## Given instruction
All entries should be output exactly as they stand.

** begin Supplied information **

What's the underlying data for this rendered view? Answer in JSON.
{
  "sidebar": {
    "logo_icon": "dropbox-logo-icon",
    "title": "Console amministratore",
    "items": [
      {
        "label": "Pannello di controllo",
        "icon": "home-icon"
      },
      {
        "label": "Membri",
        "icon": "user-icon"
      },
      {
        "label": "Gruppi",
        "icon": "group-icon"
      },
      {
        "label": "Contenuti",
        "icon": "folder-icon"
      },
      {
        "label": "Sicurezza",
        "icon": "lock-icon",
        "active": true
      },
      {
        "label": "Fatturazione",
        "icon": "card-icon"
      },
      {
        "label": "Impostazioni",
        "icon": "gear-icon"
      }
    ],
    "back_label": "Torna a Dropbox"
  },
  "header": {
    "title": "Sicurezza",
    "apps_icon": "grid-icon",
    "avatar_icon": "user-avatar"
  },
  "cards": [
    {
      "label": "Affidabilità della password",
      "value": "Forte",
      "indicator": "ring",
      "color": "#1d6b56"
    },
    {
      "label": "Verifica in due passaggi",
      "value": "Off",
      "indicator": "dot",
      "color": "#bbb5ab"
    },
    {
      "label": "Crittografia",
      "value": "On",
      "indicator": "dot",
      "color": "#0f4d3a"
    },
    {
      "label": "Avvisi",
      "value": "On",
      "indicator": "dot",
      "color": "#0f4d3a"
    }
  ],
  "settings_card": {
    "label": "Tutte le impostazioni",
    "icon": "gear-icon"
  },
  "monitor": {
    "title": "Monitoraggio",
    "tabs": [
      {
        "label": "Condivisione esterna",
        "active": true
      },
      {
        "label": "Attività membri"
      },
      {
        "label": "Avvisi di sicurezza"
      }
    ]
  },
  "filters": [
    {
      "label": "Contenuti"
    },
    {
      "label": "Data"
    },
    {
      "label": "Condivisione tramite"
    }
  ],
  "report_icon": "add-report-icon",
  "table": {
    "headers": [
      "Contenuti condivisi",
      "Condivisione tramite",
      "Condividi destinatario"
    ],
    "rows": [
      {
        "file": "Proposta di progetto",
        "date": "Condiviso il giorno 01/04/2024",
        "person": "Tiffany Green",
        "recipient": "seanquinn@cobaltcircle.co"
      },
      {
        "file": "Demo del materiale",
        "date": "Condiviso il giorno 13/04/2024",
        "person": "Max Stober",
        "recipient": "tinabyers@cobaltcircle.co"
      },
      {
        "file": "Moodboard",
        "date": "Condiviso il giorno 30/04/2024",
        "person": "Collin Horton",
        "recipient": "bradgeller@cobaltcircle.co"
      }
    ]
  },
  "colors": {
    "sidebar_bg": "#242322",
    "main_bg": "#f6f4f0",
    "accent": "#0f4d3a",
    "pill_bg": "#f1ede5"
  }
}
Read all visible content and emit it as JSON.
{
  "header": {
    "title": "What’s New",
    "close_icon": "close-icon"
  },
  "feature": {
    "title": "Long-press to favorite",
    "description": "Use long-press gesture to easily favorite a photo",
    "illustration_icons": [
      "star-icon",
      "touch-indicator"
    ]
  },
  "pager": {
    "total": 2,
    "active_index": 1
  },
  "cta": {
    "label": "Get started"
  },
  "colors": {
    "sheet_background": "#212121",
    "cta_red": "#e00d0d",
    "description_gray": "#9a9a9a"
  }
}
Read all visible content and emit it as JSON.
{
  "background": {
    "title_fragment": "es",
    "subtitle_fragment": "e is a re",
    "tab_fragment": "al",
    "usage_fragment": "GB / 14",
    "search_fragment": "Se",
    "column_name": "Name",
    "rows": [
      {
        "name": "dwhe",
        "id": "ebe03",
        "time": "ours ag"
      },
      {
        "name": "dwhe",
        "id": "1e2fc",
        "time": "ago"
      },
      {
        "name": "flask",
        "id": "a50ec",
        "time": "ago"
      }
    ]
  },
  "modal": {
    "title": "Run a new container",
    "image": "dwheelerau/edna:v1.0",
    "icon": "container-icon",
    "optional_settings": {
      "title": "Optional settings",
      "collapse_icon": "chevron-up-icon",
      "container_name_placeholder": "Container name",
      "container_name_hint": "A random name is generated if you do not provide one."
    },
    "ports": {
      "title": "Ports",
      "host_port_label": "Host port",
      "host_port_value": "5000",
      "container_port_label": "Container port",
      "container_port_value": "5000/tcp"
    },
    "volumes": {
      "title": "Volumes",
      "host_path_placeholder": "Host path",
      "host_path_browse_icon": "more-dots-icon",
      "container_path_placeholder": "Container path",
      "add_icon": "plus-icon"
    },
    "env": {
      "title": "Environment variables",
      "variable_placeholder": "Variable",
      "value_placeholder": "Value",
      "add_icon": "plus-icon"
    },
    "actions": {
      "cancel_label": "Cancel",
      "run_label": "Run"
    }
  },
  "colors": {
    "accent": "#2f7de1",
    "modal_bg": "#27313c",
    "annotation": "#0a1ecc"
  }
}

** end Supplied information **

## Result
What's the underlying data for this rendered view? Answer in JSON.
{
  "sidebar": {
    "logo_icon": "dropbox-logo-icon",
    "title": "Console amministratore",
    "items": [
      {
        "label": "Pannello di controllo",
        "icon": "home-icon"
      },
      {
        "label": "Membri",
        "icon": "user-icon"
      },
      {
        "label": "Gruppi",
        "icon": "group-icon"
      },
      {
        "label": "Contenuti",
        "icon": "folder-icon"
      },
      {
        "label": "Sicurezza",
        "icon": "lock-icon",
        "active": true
      },
      {
        "label": "Fatturazione",
        "icon": "card-icon"
      },
      {
        "label": "Impostazioni",
        "icon": "gear-icon"
      }
    ],
    "back_label": "Torna a Dropbox"
  },
  "header": {
    "title": "Sicurezza",
    "apps_icon": "grid-icon",
    "avatar_icon": "user-avatar"
  },
  "cards": [
    {
      "label": "Affidabilità della password",
      "value": "Forte",
      "indicator": "ring",
      "color": "#1d6b56"
    },
    {
      "label": "Verifica in due passaggi",
      "value": "Off",
      "indicator": "dot",
      "color": "#bbb5ab"
    },
    {
      "label": "Crittografia",
      "value": "On",
      "indicator": "dot",
      "color": "#0f4d3a"
    },
    {
      "label": "Avvisi",
      "value": "On",
      "indicator": "dot",
      "color": "#0f4d3a"
    }
  ],
  "settings_card": {
    "label": "Tutte le impostazioni",
    "icon": "gear-icon"
  },
  "monitor": {
    "title": "Monitoraggio",
    "tabs": [
      {
        "label": "Condivisione esterna",
        "active": true
      },
      {
        "label": "Attività membri"
      },
      {
        "label": "Avvisi di sicurezza"
      }
    ]
  },
  "filters": [
    {
      "label": "Contenuti"
    },
    {
      "label": "Data"
    },
    {
      "label": "Condivisione tramite"
    }
  ],
  "report_icon": "add-report-icon",
  "table": {
    "headers": [
      "Contenuti condivisi",
      "Condivisione tramite",
      "Condividi destinatario"
    ],
    "rows": [
      {
        "file": "Proposta di progetto",
        "date": "Condiviso il giorno 01/04/2024",
        "person": "Tiffany Green",
        "recipient": "seanquinn@cobaltcircle.co"
      },
      {
        "file": "Demo del materiale",
        "date": "Condiviso il giorno 13/04/2024",
        "person": "Max Stober",
        "recipient": "tinabyers@cobaltcircle.co"
      },
      {
        "file": "Moodboard",
        "date": "Condiviso il giorno 30/04/2024",
        "person": "Collin Horton",
        "recipient": "bradgeller@cobaltcircle.co"
      }
    ]
  },
  "colors": {
    "sidebar_bg": "#242322",
    "main_bg": "#f6f4f0",
    "accent": "#0f4d3a",
    "pill_bg": "#f1ede5"
  }
}
Read all visible content and emit it as JSON.
{
  "header": {
    "title": "What’s New",
    "close_icon": "close-icon"
  },
  "feature": {
    "title": "Long-press to favorite",
    "description": "Use long-press gesture to easily favorite a photo",
    "illustration_icons": [
      "star-icon",
      "touch-indicator"
    ]
  },
  "pager": {
    "total": 2,
    "active_index": 1
  },
  "cta": {
    "label": "Get started"
  },
  "colors": {
    "sheet_background": "#212121",
    "cta_red": "#e00d0d",
    "description_gray": "#9a9a9a"
  }
}
Read all visible content and emit it as JSON.
{
  "background": {
    "title_fragment": "es",
    "subtitle_fragment": "e is a re",
    "tab_fragment": "al",
    "usage_fragment": "GB / 14",
    "search_fragment": "Se",
    "column_name": "Name",
    "rows": [
      {
        "name": "dwhe",
        "id": "ebe03",
        "time": "ours ag"
      },
      {
        "name": "dwhe",
        "id": "1e2fc",
        "time": "ago"
      },
      {
        "name": "flask",
        "id": "a50ec",
        "time": "ago"
      }
    ]
  },
  "modal": {
    "title": "Run a new container",
    "image": "dwheelerau/edna:v1.0",
    "icon": "container-icon",
    "optional_settings": {
      "title": "Optional settings",
      "collapse_icon": "chevron-up-icon",
      "container_name_placeholder": "Container name",
      "container_name_hint": "A random name is generated if you do not provide one."
    },
    "ports": {
      "title": "Ports",
      "host_port_label": "Host port",
      "host_port_value": "5000",
      "container_port_label": "Container port",
      "container_port_value": "5000/tcp"
    },
    "volumes": {
      "title": "Volumes",
      "host_path_placeholder": "Host path",
      "host_path_browse_icon": "more-dots-icon",
      "container_path_placeholder": "Container path",
      "add_icon": "plus-icon"
    },
    "env": {
      "title": "Environment variables",
      "variable_placeholder": "Variable",
      "value_placeholder": "Value",
      "add_icon": "plus-icon"
    },
    "actions": {
      "cancel_label": "Cancel",
      "run_label": "Run"
    }
  },
  "colors": {
    "accent": "#2f7de1",
    "modal_bg": "#27313c",
    "annotation": "#0a1ecc"
  }
}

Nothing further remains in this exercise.